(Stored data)
________________________________________

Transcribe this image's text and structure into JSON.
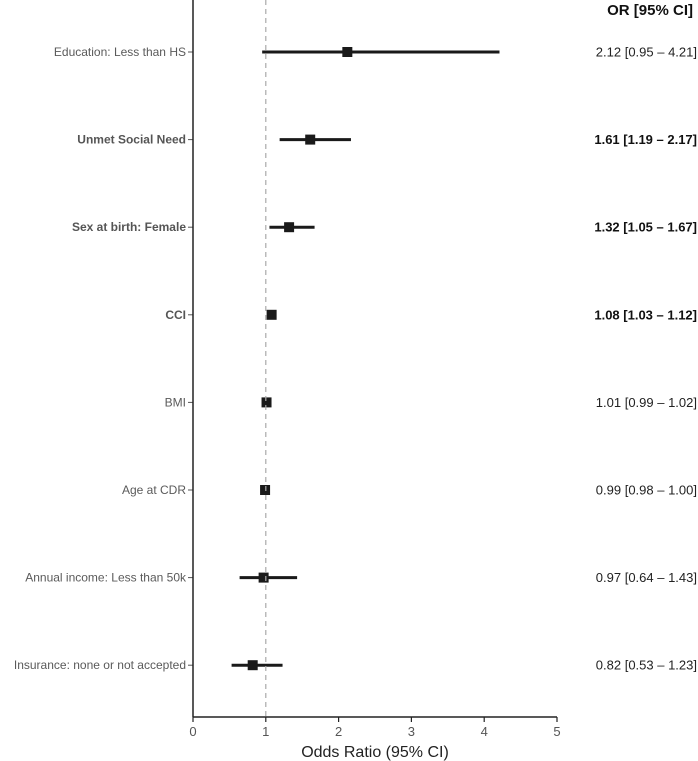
{
  "chart_data": {
    "type": "forest",
    "xlabel": "Odds Ratio (95% CI)",
    "xlim": [
      0,
      5
    ],
    "xticks": [
      0,
      1,
      2,
      3,
      4,
      5
    ],
    "xtick_labels": [
      "0",
      "1",
      "2",
      "3",
      "4",
      "5"
    ],
    "reference_line": 1,
    "or_column_header": "OR [95% CI]",
    "grid": false,
    "rows": [
      {
        "label": "Education: Less than HS",
        "or": 2.12,
        "lower": 0.95,
        "upper": 4.21,
        "text": "2.12 [0.95 – 4.21]",
        "bold": false
      },
      {
        "label": "Unmet Social Need",
        "or": 1.61,
        "lower": 1.19,
        "upper": 2.17,
        "text": "1.61 [1.19 – 2.17]",
        "bold": true
      },
      {
        "label": "Sex at birth: Female",
        "or": 1.32,
        "lower": 1.05,
        "upper": 1.67,
        "text": "1.32 [1.05 – 1.67]",
        "bold": true
      },
      {
        "label": "CCI",
        "or": 1.08,
        "lower": 1.03,
        "upper": 1.12,
        "text": "1.08 [1.03 – 1.12]",
        "bold": true
      },
      {
        "label": "BMI",
        "or": 1.01,
        "lower": 0.99,
        "upper": 1.02,
        "text": "1.01 [0.99 – 1.02]",
        "bold": false
      },
      {
        "label": "Age at CDR",
        "or": 0.99,
        "lower": 0.98,
        "upper": 1.0,
        "text": "0.99 [0.98 – 1.00]",
        "bold": false
      },
      {
        "label": "Annual income: Less than 50k",
        "or": 0.97,
        "lower": 0.64,
        "upper": 1.43,
        "text": "0.97 [0.64 – 1.43]",
        "bold": false
      },
      {
        "label": "Insurance: none or not accepted",
        "or": 0.82,
        "lower": 0.53,
        "upper": 1.23,
        "text": "0.82 [0.53 – 1.23]",
        "bold": false
      }
    ]
  }
}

________________________________________

» Your instructions: Keep the pictures out and write out the records exactly.

» Full solution:
Transcribe this image's text and structure into JSON.
{
  "chart_data": {
    "type": "forest",
    "xlabel": "Odds Ratio (95% CI)",
    "xlim": [
      0,
      5
    ],
    "xticks": [
      0,
      1,
      2,
      3,
      4,
      5
    ],
    "xtick_labels": [
      "0",
      "1",
      "2",
      "3",
      "4",
      "5"
    ],
    "reference_line": 1,
    "or_column_header": "OR [95% CI]",
    "grid": false,
    "rows": [
      {
        "label": "Education: Less than HS",
        "or": 2.12,
        "lower": 0.95,
        "upper": 4.21,
        "text": "2.12 [0.95 – 4.21]",
        "bold": false
      },
      {
        "label": "Unmet Social Need",
        "or": 1.61,
        "lower": 1.19,
        "upper": 2.17,
        "text": "1.61 [1.19 – 2.17]",
        "bold": true
      },
      {
        "label": "Sex at birth: Female",
        "or": 1.32,
        "lower": 1.05,
        "upper": 1.67,
        "text": "1.32 [1.05 – 1.67]",
        "bold": true
      },
      {
        "label": "CCI",
        "or": 1.08,
        "lower": 1.03,
        "upper": 1.12,
        "text": "1.08 [1.03 – 1.12]",
        "bold": true
      },
      {
        "label": "BMI",
        "or": 1.01,
        "lower": 0.99,
        "upper": 1.02,
        "text": "1.01 [0.99 – 1.02]",
        "bold": false
      },
      {
        "label": "Age at CDR",
        "or": 0.99,
        "lower": 0.98,
        "upper": 1.0,
        "text": "0.99 [0.98 – 1.00]",
        "bold": false
      },
      {
        "label": "Annual income: Less than 50k",
        "or": 0.97,
        "lower": 0.64,
        "upper": 1.43,
        "text": "0.97 [0.64 – 1.43]",
        "bold": false
      },
      {
        "label": "Insurance: none or not accepted",
        "or": 0.82,
        "lower": 0.53,
        "upper": 1.23,
        "text": "0.82 [0.53 – 1.23]",
        "bold": false
      }
    ]
  }
}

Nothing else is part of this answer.